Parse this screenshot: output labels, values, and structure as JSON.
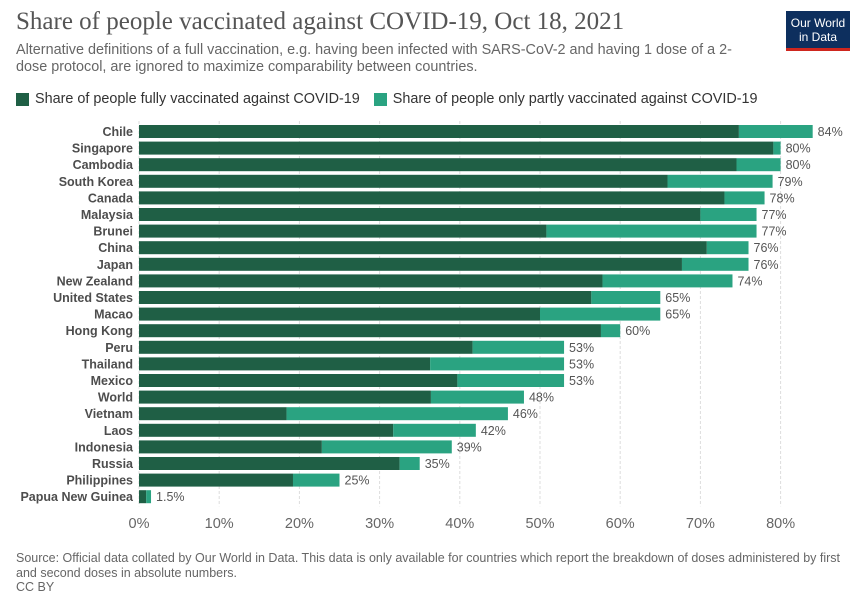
{
  "header": {
    "title": "Share of people vaccinated against COVID-19, Oct 18, 2021",
    "subtitle": "Alternative definitions of a full vaccination, e.g. having been infected with SARS-CoV-2 and having 1 dose of a 2-dose protocol, are ignored to maximize comparability between countries.",
    "logo_line1": "Our World",
    "logo_line2": "in Data"
  },
  "legend": {
    "fully": "Share of people fully vaccinated against COVID-19",
    "partly": "Share of people only partly vaccinated against COVID-19"
  },
  "colors": {
    "fully": "#1f5f45",
    "partly": "#2aa381",
    "logo_bg": "#0d2f5e",
    "logo_accent": "#ce261e"
  },
  "footer": {
    "source": "Source: Official data collated by Our World in Data. This data is only available for countries which report the breakdown of doses administered by first and second doses in absolute numbers.",
    "license": "CC BY"
  },
  "chart_data": {
    "type": "bar",
    "orientation": "horizontal",
    "stacked": true,
    "categories": [
      "Chile",
      "Singapore",
      "Cambodia",
      "South Korea",
      "Canada",
      "Malaysia",
      "Brunei",
      "China",
      "Japan",
      "New Zealand",
      "United States",
      "Macao",
      "Hong Kong",
      "Peru",
      "Thailand",
      "Mexico",
      "World",
      "Vietnam",
      "Laos",
      "Indonesia",
      "Russia",
      "Philippines",
      "Papua New Guinea"
    ],
    "series": [
      {
        "name": "Share of people fully vaccinated against COVID-19",
        "values": [
          74.8,
          79.1,
          74.5,
          65.9,
          73.0,
          70.0,
          50.8,
          70.8,
          67.7,
          57.8,
          56.4,
          50.0,
          57.6,
          41.6,
          36.3,
          39.7,
          36.4,
          18.4,
          31.7,
          22.8,
          32.5,
          19.2,
          0.9
        ]
      },
      {
        "name": "Share of people only partly vaccinated against COVID-19",
        "values": [
          9.2,
          0.9,
          5.5,
          13.1,
          5.0,
          7.0,
          26.2,
          5.2,
          8.3,
          16.2,
          8.6,
          15.0,
          2.4,
          11.4,
          16.7,
          13.3,
          11.6,
          27.6,
          10.3,
          16.2,
          2.5,
          5.8,
          0.6
        ]
      }
    ],
    "totals_labels": [
      "84%",
      "80%",
      "80%",
      "79%",
      "78%",
      "77%",
      "77%",
      "76%",
      "76%",
      "74%",
      "65%",
      "65%",
      "60%",
      "53%",
      "53%",
      "53%",
      "48%",
      "46%",
      "42%",
      "39%",
      "35%",
      "25%",
      "1.5%"
    ],
    "x_ticks": [
      0,
      10,
      20,
      30,
      40,
      50,
      60,
      70,
      80
    ],
    "x_tick_labels": [
      "0%",
      "10%",
      "20%",
      "30%",
      "40%",
      "50%",
      "60%",
      "70%",
      "80%"
    ],
    "xlim": [
      0,
      84
    ],
    "grid": true
  }
}
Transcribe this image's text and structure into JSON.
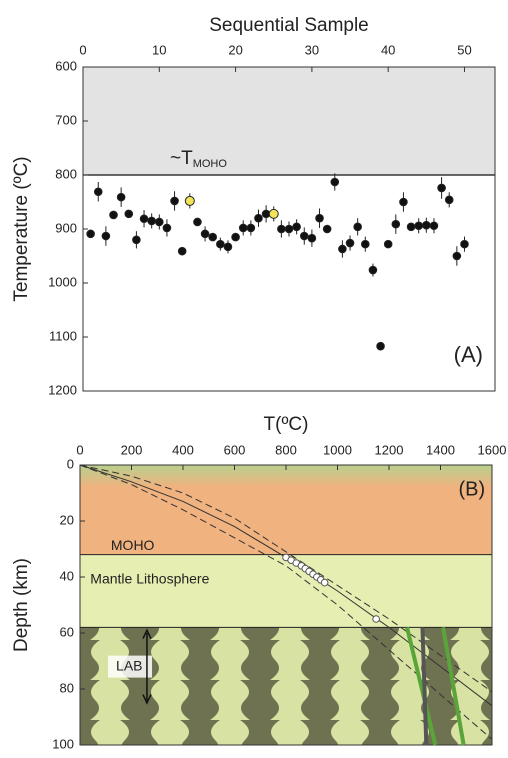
________
→ WHAT TO WORK ON
Which lines include the word "vaccinated"? Copy every one of them.

→ PROBLEM SOLUTION
    "title": "Share of people vaccinated against COVID-19, Oct 18, 2021",
    "fully": "Share of people fully vaccinated against COVID-19",
    "partly": "Share of people only partly vaccinated against COVID-19"
        "name": "Share of people fully vaccinated against COVID-19",
        "name": "Share of people only partly vaccinated against COVID-19",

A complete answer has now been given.